Directions for this task: Extract each line containing the string "MeanArterialPressure".

#####

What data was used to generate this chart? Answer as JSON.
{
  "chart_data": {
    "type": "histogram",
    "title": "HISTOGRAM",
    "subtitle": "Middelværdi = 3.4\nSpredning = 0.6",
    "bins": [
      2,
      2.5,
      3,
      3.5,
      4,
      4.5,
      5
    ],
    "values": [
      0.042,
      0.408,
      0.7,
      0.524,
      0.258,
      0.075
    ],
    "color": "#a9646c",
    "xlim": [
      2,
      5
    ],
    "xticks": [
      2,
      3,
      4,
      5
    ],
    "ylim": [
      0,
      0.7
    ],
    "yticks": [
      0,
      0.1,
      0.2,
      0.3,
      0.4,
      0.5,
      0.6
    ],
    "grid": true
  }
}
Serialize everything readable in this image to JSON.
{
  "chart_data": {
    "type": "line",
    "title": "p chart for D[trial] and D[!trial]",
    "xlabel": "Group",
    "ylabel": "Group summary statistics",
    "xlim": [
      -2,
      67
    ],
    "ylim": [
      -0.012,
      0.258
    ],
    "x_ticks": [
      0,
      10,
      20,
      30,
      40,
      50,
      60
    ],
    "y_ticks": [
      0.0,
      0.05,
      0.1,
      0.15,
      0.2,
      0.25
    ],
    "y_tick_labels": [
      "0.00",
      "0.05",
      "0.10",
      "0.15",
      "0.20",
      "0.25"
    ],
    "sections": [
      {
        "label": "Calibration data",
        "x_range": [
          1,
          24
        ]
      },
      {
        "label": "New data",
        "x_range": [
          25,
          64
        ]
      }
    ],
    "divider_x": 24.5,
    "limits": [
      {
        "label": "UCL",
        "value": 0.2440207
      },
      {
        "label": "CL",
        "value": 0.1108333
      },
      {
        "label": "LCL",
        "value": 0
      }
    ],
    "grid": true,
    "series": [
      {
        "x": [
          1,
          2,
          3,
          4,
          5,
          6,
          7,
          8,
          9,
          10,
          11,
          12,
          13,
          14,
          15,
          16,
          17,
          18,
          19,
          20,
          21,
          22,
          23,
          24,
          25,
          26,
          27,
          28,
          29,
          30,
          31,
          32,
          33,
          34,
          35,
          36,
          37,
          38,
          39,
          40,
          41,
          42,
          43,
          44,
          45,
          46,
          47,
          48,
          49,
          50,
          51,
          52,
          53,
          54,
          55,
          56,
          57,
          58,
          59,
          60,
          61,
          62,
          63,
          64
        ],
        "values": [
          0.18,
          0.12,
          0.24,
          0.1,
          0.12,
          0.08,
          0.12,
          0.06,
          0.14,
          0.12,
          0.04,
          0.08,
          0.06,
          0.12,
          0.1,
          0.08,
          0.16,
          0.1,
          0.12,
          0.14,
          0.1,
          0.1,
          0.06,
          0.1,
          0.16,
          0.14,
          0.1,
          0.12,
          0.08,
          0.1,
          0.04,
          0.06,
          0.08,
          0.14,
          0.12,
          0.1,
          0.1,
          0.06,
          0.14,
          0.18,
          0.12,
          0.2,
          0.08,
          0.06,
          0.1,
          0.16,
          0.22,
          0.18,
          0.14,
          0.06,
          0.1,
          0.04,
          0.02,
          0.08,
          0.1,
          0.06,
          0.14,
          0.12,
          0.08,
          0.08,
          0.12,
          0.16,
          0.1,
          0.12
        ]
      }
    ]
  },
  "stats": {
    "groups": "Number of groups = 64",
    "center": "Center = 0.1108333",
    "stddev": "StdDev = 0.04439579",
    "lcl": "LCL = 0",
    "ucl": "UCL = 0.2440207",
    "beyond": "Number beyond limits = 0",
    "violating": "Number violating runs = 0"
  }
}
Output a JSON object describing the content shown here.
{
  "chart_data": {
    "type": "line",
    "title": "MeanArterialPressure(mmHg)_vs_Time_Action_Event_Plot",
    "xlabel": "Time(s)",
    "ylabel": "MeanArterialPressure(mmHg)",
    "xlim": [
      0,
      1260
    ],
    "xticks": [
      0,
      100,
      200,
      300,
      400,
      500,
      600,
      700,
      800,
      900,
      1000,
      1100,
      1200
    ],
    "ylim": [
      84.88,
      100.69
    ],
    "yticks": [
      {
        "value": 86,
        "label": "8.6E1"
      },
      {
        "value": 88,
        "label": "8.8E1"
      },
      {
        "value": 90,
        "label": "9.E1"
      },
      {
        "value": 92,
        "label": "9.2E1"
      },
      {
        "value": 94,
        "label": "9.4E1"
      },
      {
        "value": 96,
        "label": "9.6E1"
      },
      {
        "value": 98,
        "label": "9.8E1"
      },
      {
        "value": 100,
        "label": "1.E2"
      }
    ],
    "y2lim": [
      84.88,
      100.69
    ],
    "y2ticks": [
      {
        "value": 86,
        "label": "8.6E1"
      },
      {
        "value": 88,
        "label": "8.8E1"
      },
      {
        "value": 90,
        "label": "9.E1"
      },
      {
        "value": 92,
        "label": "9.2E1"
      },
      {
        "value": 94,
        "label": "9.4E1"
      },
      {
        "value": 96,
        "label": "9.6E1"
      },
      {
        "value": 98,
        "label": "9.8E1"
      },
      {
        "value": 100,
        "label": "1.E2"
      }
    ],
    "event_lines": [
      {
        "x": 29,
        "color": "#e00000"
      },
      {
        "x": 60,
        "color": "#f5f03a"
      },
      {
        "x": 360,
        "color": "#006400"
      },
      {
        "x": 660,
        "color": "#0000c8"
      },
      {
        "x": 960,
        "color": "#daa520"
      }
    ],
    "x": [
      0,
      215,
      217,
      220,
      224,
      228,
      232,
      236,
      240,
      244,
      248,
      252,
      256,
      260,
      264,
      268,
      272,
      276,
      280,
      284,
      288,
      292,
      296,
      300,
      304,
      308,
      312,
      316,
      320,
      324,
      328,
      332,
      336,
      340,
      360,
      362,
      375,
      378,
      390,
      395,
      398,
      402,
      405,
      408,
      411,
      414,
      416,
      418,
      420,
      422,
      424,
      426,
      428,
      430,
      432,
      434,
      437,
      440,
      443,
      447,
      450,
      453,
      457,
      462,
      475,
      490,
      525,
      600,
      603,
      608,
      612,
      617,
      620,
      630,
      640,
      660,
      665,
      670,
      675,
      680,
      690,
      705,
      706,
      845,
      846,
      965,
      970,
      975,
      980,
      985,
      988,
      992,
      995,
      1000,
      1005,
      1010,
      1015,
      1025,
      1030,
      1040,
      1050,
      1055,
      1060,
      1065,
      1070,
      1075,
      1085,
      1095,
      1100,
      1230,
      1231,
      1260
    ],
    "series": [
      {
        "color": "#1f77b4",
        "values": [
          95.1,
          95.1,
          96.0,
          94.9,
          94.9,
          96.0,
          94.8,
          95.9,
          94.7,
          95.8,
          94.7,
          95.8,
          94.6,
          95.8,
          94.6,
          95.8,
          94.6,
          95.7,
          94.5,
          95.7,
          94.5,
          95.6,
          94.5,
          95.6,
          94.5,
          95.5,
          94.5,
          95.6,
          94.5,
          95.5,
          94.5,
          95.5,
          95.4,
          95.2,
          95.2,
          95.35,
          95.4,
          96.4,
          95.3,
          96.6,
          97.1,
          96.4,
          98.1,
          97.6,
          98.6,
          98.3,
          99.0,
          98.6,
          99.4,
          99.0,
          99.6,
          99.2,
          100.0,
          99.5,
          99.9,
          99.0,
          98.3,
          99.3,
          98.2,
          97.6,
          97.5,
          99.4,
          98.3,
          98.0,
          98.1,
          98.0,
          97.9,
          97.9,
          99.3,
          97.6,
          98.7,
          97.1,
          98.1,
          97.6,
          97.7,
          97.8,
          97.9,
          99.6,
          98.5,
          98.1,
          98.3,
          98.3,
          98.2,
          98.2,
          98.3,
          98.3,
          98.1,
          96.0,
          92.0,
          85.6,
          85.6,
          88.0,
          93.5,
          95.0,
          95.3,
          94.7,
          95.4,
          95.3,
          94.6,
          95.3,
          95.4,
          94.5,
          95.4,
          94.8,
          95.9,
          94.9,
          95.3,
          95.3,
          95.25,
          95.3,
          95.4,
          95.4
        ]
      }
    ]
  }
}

#####

Full answer:
    "title": "MeanArterialPressure(mmHg)_vs_Time_Action_Event_Plot",
    "ylabel": "MeanArterialPressure(mmHg)",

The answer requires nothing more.